— Begin —

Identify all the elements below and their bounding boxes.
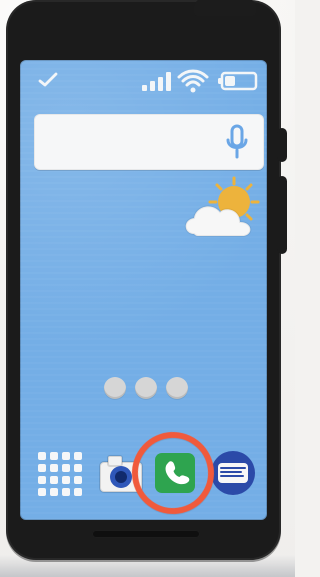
phone-device [6,0,287,560]
app-dock [20,426,267,520]
volume-up-button[interactable] [277,128,287,162]
phone-call-icon[interactable] [148,446,202,500]
page-dot[interactable] [135,377,157,399]
sun-cloud-icon [184,176,260,237]
search-input[interactable] [44,124,218,162]
page-dot[interactable] [166,377,188,399]
search-widget[interactable] [34,114,264,170]
illustration-stage [0,0,295,577]
microphone-icon[interactable] [220,122,254,162]
page-dot[interactable] [104,377,126,399]
status-bar [20,60,267,98]
check-icon [38,72,58,87]
wifi-icon [177,69,209,93]
apps-grid-icon[interactable] [32,446,86,500]
page-indicator[interactable] [20,377,267,403]
bottom-speaker [92,530,200,538]
signal-icon [142,72,171,91]
phone-bottom-bar [6,520,281,560]
volume-down-button[interactable] [277,176,287,254]
power-button[interactable] [194,0,256,16]
camera-icon[interactable] [94,446,148,500]
home-screen [20,60,267,520]
battery-icon [218,71,258,91]
messages-icon[interactable] [206,446,260,500]
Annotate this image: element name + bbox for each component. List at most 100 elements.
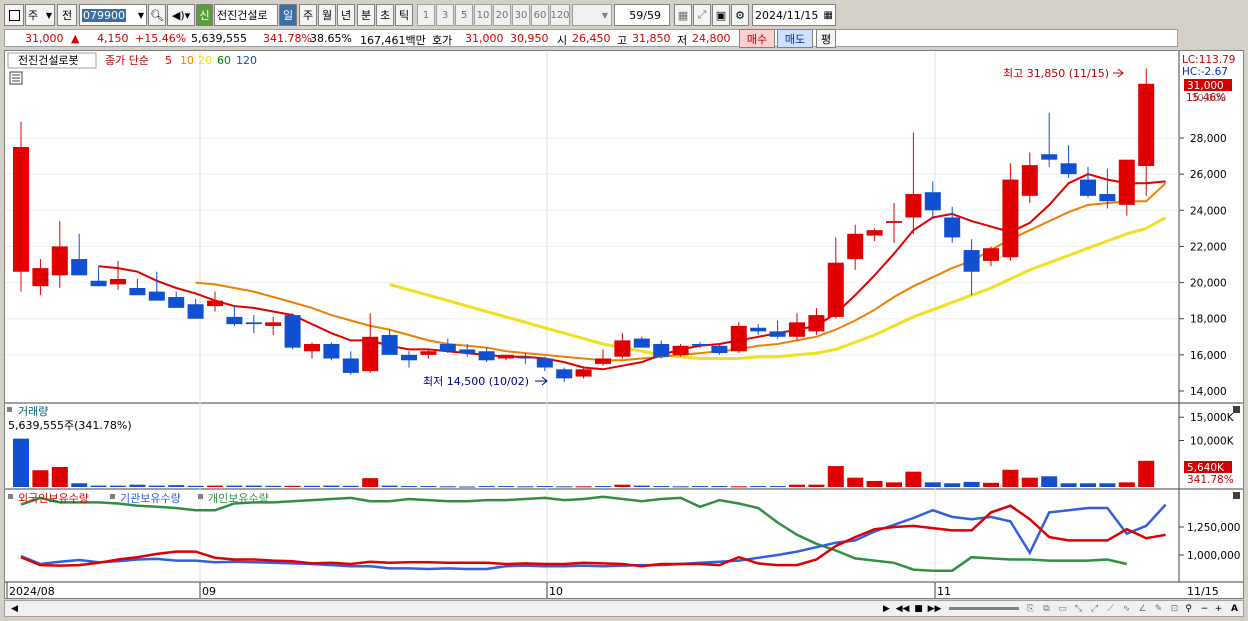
sell-button-label: 매도: [784, 32, 806, 46]
interval-button-1[interactable]: 3: [436, 4, 454, 26]
period-button-4[interactable]: 분: [357, 4, 375, 26]
volume-bar: [459, 486, 476, 488]
interval-button-3[interactable]: 10: [474, 4, 492, 26]
prefix-button[interactable]: 전: [57, 4, 77, 26]
period-button-6[interactable]: 틱: [395, 4, 413, 26]
wave-icon[interactable]: ∿: [1119, 602, 1134, 615]
window-icon[interactable]: [4, 4, 24, 26]
magnifier-icon[interactable]: ⚲: [1181, 602, 1196, 615]
sell-button[interactable]: 매도: [777, 29, 813, 48]
interval-button-2[interactable]: 5: [455, 4, 473, 26]
candle-body: [71, 259, 88, 276]
volume-bar: [148, 485, 165, 487]
x-axis-label: 11: [937, 585, 951, 598]
fast-forward-icon[interactable]: ▶▶: [927, 602, 942, 615]
date-field[interactable]: 2024/11/15 ▦: [752, 4, 836, 26]
count-field[interactable]: 59/59: [614, 4, 670, 26]
volume-bar: [168, 485, 185, 487]
tool-icon[interactable]: ▦: [674, 4, 692, 26]
y-tick-label: 26,000: [1190, 169, 1227, 181]
volume-bar: [536, 486, 553, 488]
candle-body: [1041, 154, 1058, 160]
candle-body: [789, 322, 805, 337]
volume-bar: [342, 485, 359, 487]
candle-body: [1118, 159, 1135, 205]
code-input-value: 079900: [82, 8, 126, 22]
plus-icon[interactable]: +: [1211, 602, 1226, 615]
line-tool-icon[interactable]: ⤡: [1071, 602, 1086, 615]
period-button-2[interactable]: 월: [318, 4, 336, 26]
interval-button-7[interactable]: 120: [550, 4, 570, 26]
period-button-0[interactable]: 일: [279, 4, 297, 26]
ask-price-2: 30,950: [510, 32, 549, 45]
x-axis-label: 2024/08: [9, 585, 55, 598]
volume-bar: [963, 481, 980, 487]
y-tick-label: 24,000: [1190, 205, 1227, 217]
volume-bar: [886, 482, 902, 487]
rewind-icon[interactable]: ◀◀: [895, 602, 910, 615]
candle-body: [827, 262, 844, 317]
fibonacci-icon[interactable]: ⟋: [1103, 602, 1118, 615]
holdings-legend-0: 외국인보유수량: [18, 492, 89, 505]
period-button-5[interactable]: 초: [376, 4, 394, 26]
speaker-icon[interactable]: ◀)▾: [167, 4, 195, 26]
candle-body: [381, 334, 398, 355]
candle-body: [1080, 179, 1096, 196]
market-select[interactable]: 주 ▼: [25, 4, 55, 26]
volume-last-percent: 341.78%: [1187, 474, 1234, 486]
y-tick-label: 14,000: [1190, 386, 1227, 398]
volume-bar: [1021, 477, 1038, 487]
crosshair-icon[interactable]: ⤢: [693, 4, 711, 26]
candle-body: [439, 344, 456, 352]
chart-canvas[interactable]: 28,000 26,000 24,000 22,000 20,000 18,000 16,0…: [5, 51, 1243, 598]
candle-body: [478, 351, 495, 361]
y-tick-label: 28,000: [1190, 133, 1227, 145]
save-icon[interactable]: ▣: [712, 4, 730, 26]
stamp-icon[interactable]: ⊡: [1167, 602, 1182, 615]
min-price-label: 최저 14,500 (10/02): [423, 375, 529, 388]
interval-button-4[interactable]: 20: [493, 4, 511, 26]
turnover-value: 38.65%: [310, 32, 352, 45]
pen-icon[interactable]: ✎: [1151, 602, 1166, 615]
interval-label: 1: [422, 9, 430, 21]
change-percent: +15.46%: [135, 32, 187, 45]
count-select[interactable]: ▼: [572, 4, 612, 26]
zoom-slider[interactable]: [949, 607, 1019, 610]
quote-bar: 31,000 ▲ 4,150 +15.46% 5,639,555 341.78%…: [4, 29, 1178, 47]
foreign-line: [20, 504, 1166, 568]
code-input[interactable]: 079900 ▼: [79, 4, 147, 26]
volume-bar: [284, 485, 301, 487]
window-icon[interactable]: ▭: [1055, 602, 1070, 615]
stop-icon[interactable]: ■: [911, 602, 926, 615]
chart-scrollbar[interactable]: ◀ ▶ ◀◀ ■ ▶▶ ⎘ ⧉ ▭ ⤡ ⤢ ⟋ ∿ ∠ ✎ ⊡ ⚲ − + A: [4, 600, 1244, 617]
holdings-panel-close-icon[interactable]: [1233, 492, 1240, 499]
cursor-icon[interactable]: ⎘: [1023, 602, 1038, 615]
scroll-left-icon[interactable]: ◀: [7, 602, 22, 615]
print-icon[interactable]: ⚙: [731, 4, 749, 26]
ask-price-1: 31,000: [465, 32, 504, 45]
period-button-1[interactable]: 주: [299, 4, 317, 26]
period-button-3[interactable]: 년: [337, 4, 355, 26]
panel-stock-name: 전진건설로봇: [18, 54, 79, 67]
chart-area[interactable]: 28,000 26,000 24,000 22,000 20,000 18,000 16,0…: [4, 50, 1244, 599]
period-label: 일: [282, 9, 294, 22]
high-price: 31,850: [632, 32, 671, 45]
buy-button[interactable]: 매수: [739, 29, 775, 48]
interval-button-5[interactable]: 30: [512, 4, 530, 26]
volume-panel-close-icon[interactable]: [1233, 406, 1240, 413]
text-tool-icon[interactable]: A: [1227, 602, 1242, 615]
candle-body: [730, 325, 747, 352]
interval-button-6[interactable]: 60: [531, 4, 549, 26]
low-label: 저: [677, 34, 688, 47]
volume-bar: [614, 484, 631, 487]
new-listing-badge: 신: [196, 4, 213, 26]
minus-icon[interactable]: −: [1197, 602, 1212, 615]
interval-button-0[interactable]: 1: [417, 4, 435, 26]
eval-button[interactable]: 평: [816, 29, 836, 48]
search-icon[interactable]: 🔍︎: [148, 4, 166, 26]
trend-tool-icon[interactable]: ⤢: [1087, 602, 1102, 615]
angle-icon[interactable]: ∠: [1135, 602, 1150, 615]
copy-icon[interactable]: ⧉: [1039, 602, 1054, 615]
scroll-right-icon[interactable]: ▶: [879, 602, 894, 615]
candle-body: [420, 351, 437, 355]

— End —

Could you recast the data, starting with the line that contains "sell-button-label: 매도: [784, 32, 806, 46]" and going on through the line that contains "prefix-button[interactable]: 전: [57, 4, 77, 26]", as a Markdown table with a Row column numbering each line and an Entry column holding the line itself, leaving out any blank lines?

* [Result for this task]:
| Row | Entry |
|---|---|
| 1 | sell-button-label: 매도: [784, 32, 806, 46] |
| 2 | interval-button-1[interactable]: 3: [436, 4, 454, 26] |
| 3 | period-button-4[interactable]: 분: [357, 4, 375, 26] |
| 4 | volume-bar: [459, 486, 476, 488] |
| 5 | interval-button-3[interactable]: 10: [474, 4, 492, 26] |
| 6 | prefix-button[interactable]: 전: [57, 4, 77, 26] |